### TASK GOAL
Return every record below exactly as written, omitting any pictures.

### TASK DATA
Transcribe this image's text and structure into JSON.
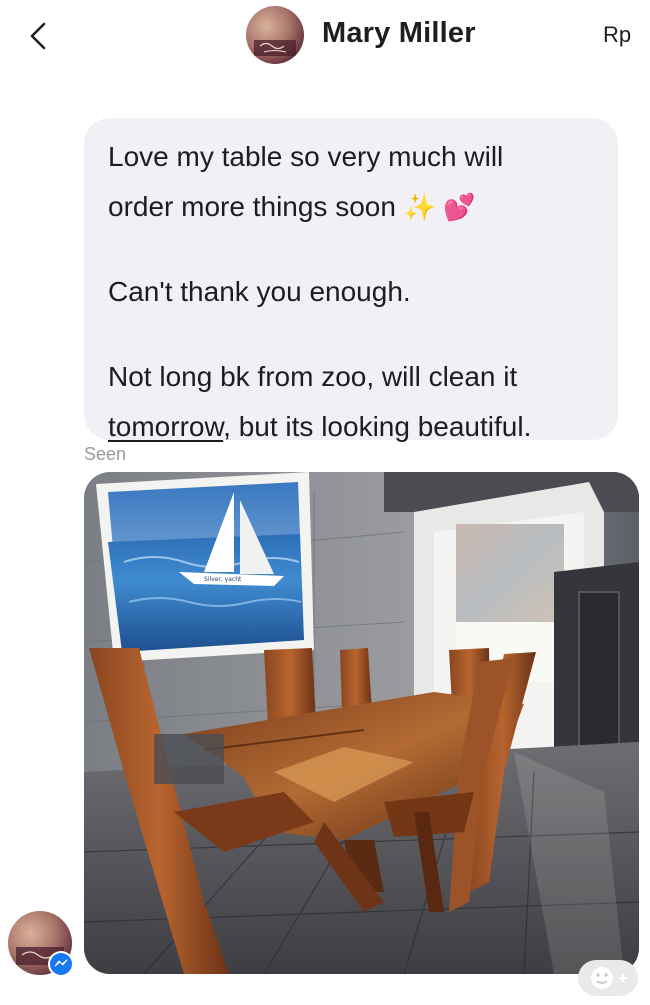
{
  "header": {
    "contact_name": "Mary Miller",
    "right_label": "Rp"
  },
  "message": {
    "line1": "Love my table so very much will",
    "line2": "order more things soon",
    "line2_emoji": "✨ 💕",
    "line3": "Can't thank you enough.",
    "line4": "Not long bk from zoo, will clean it",
    "line5_underlined": "tomorrow",
    "line5_rest": ", but its looking beautiful."
  },
  "status": {
    "seen": "Seen"
  },
  "photo_painting_text": "Silver, yacht",
  "icons": {
    "back": "chevron-left-icon",
    "messenger": "messenger-icon",
    "reaction": "add-reaction-icon"
  },
  "colors": {
    "bubble": "#f1f1f5",
    "name_text": "#1f1f1f",
    "seen_text": "#9a9a9a",
    "messenger_blue": "#1877f2"
  }
}
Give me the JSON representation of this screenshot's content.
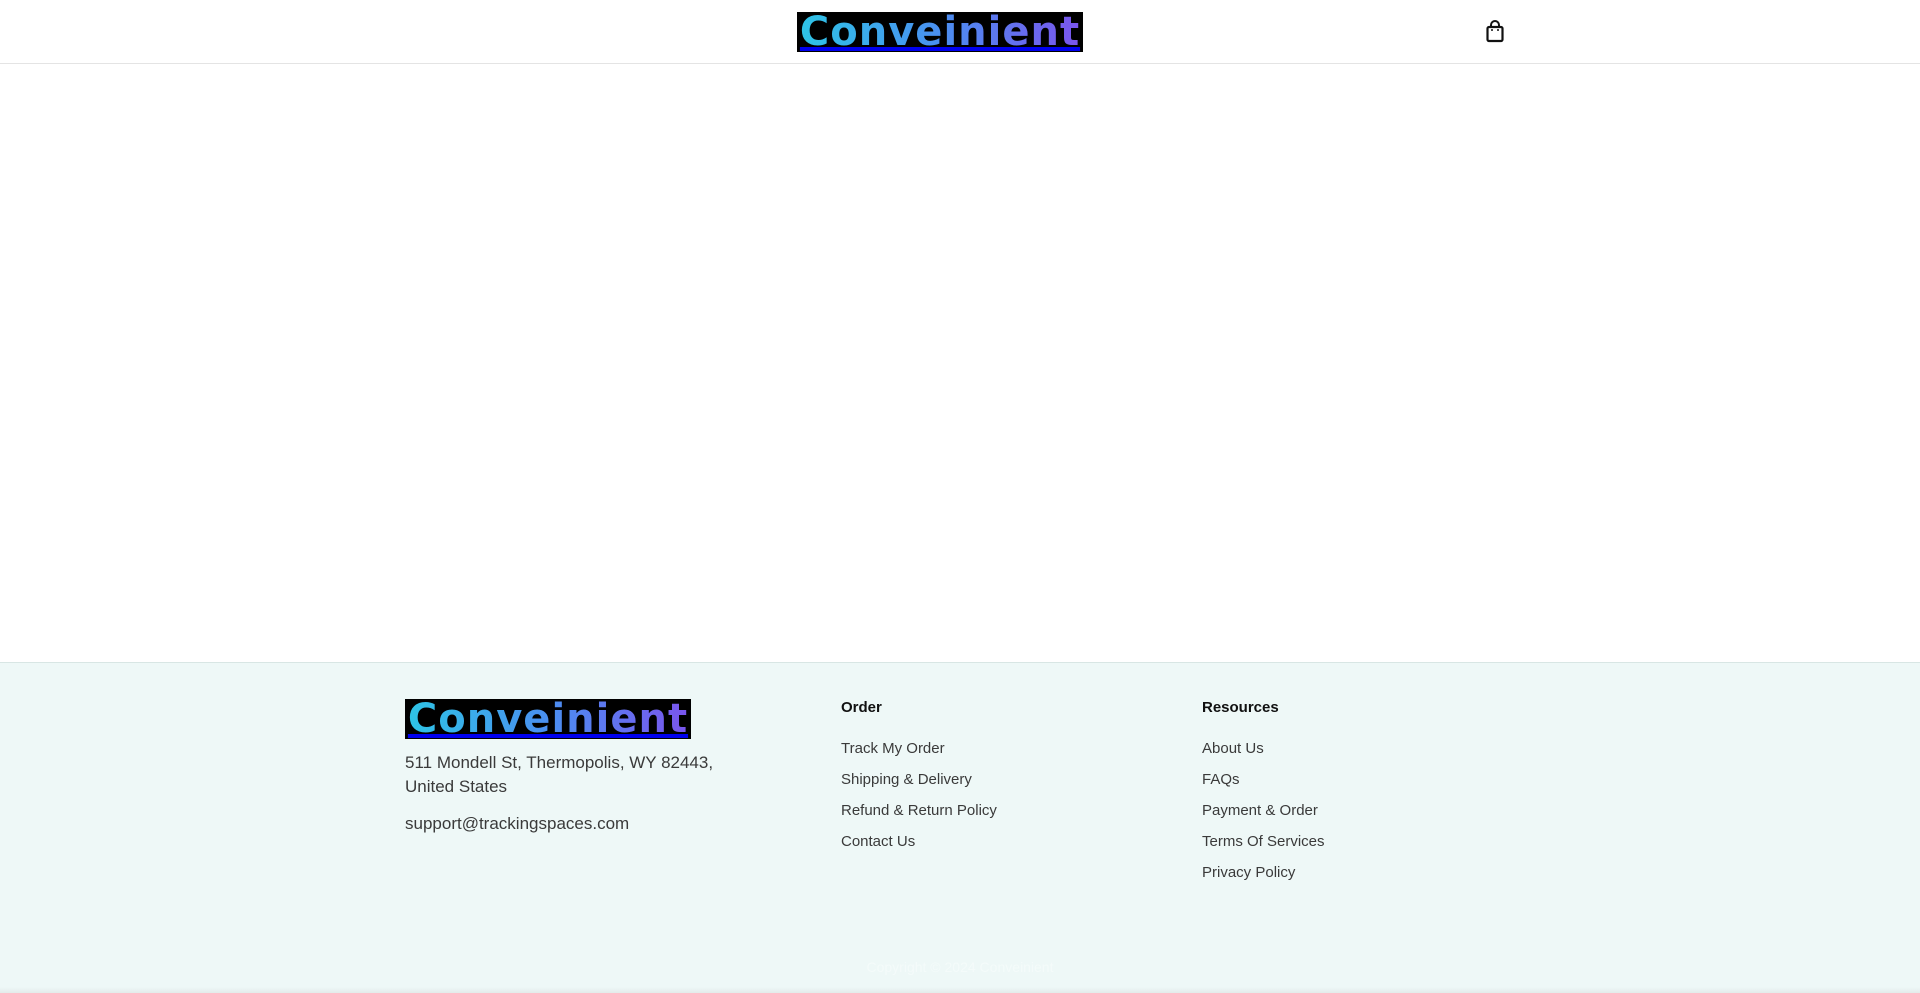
{
  "header": {
    "logo_text": "Conveinient",
    "cart_icon": "shopping-bag-icon"
  },
  "footer": {
    "logo_text": "Conveinient",
    "address": "511 Mondell St, Thermopolis, WY 82443, United States",
    "email": "support@trackingspaces.com",
    "order": {
      "heading": "Order",
      "links": [
        "Track My Order",
        "Shipping & Delivery",
        "Refund & Return Policy",
        "Contact Us"
      ]
    },
    "resources": {
      "heading": "Resources",
      "links": [
        "About Us",
        "FAQs",
        "Payment & Order",
        "Terms Of Services",
        "Privacy Policy"
      ]
    },
    "copyright": "Copyright © 2024 Conveinient"
  },
  "colors": {
    "footer_bg": "#eef8f7",
    "logo_gradient_start": "#2ec4e6",
    "logo_gradient_end": "#7a55ee"
  }
}
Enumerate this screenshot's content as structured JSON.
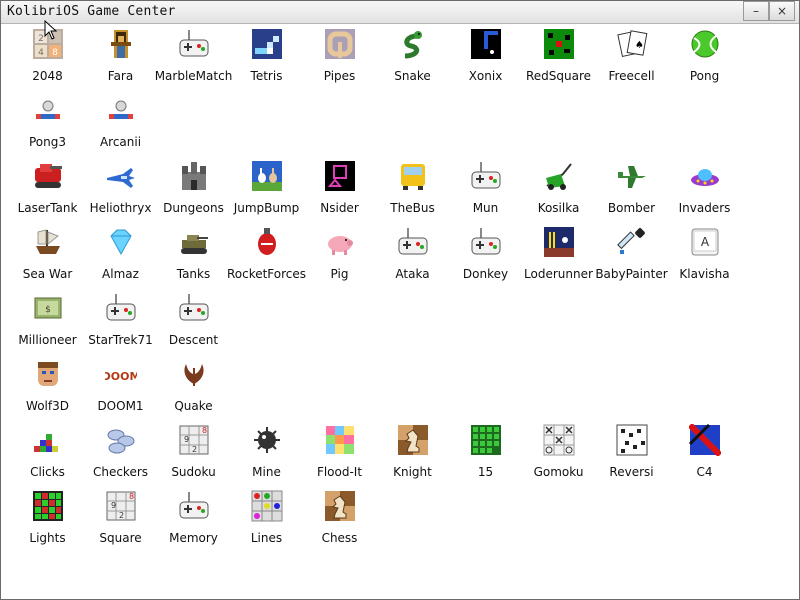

### SOLVED EXERCISE
Transcribe this image's text and structure into JSON.
{
  "header": {
    "contact_name": "Mary Miller",
    "right_label": "Rp"
  },
  "message": {
    "line1": "Love my table so very much will",
    "line2": "order more things soon",
    "line2_emoji": "✨ 💕",
    "line3": "Can't thank you enough.",
    "line4": "Not long bk from zoo, will clean it",
    "line5_underlined": "tomorrow",
    "line5_rest": ", but its looking beautiful."
  },
  "status": {
    "seen": "Seen"
  },
  "photo_painting_text": "Silver, yacht",
  "icons": {
    "back": "chevron-left-icon",
    "messenger": "messenger-icon",
    "reaction": "add-reaction-icon"
  },
  "colors": {
    "bubble": "#f1f1f5",
    "name_text": "#1f1f1f",
    "seen_text": "#9a9a9a",
    "messenger_blue": "#1877f2"
  }
}
Give me the JSON representation of this screenshot's content.
{
  "header": {
    "logo_text": "Conveinient",
    "cart_icon": "shopping-bag-icon"
  },
  "footer": {
    "logo_text": "Conveinient",
    "address": "511 Mondell St, Thermopolis, WY 82443, United States",
    "email": "support@trackingspaces.com",
    "order": {
      "heading": "Order",
      "links": [
        "Track My Order",
        "Shipping & Delivery",
        "Refund & Return Policy",
        "Contact Us"
      ]
    },
    "resources": {
      "heading": "Resources",
      "links": [
        "About Us",
        "FAQs",
        "Payment & Order",
        "Terms Of Services",
        "Privacy Policy"
      ]
    },
    "copyright": "Copyright © 2024 Conveinient"
  },
  "colors": {
    "footer_bg": "#eef8f7",
    "logo_gradient_start": "#2ec4e6",
    "logo_gradient_end": "#7a55ee"
  }
}
Enumerate this screenshot's content as structured JSON.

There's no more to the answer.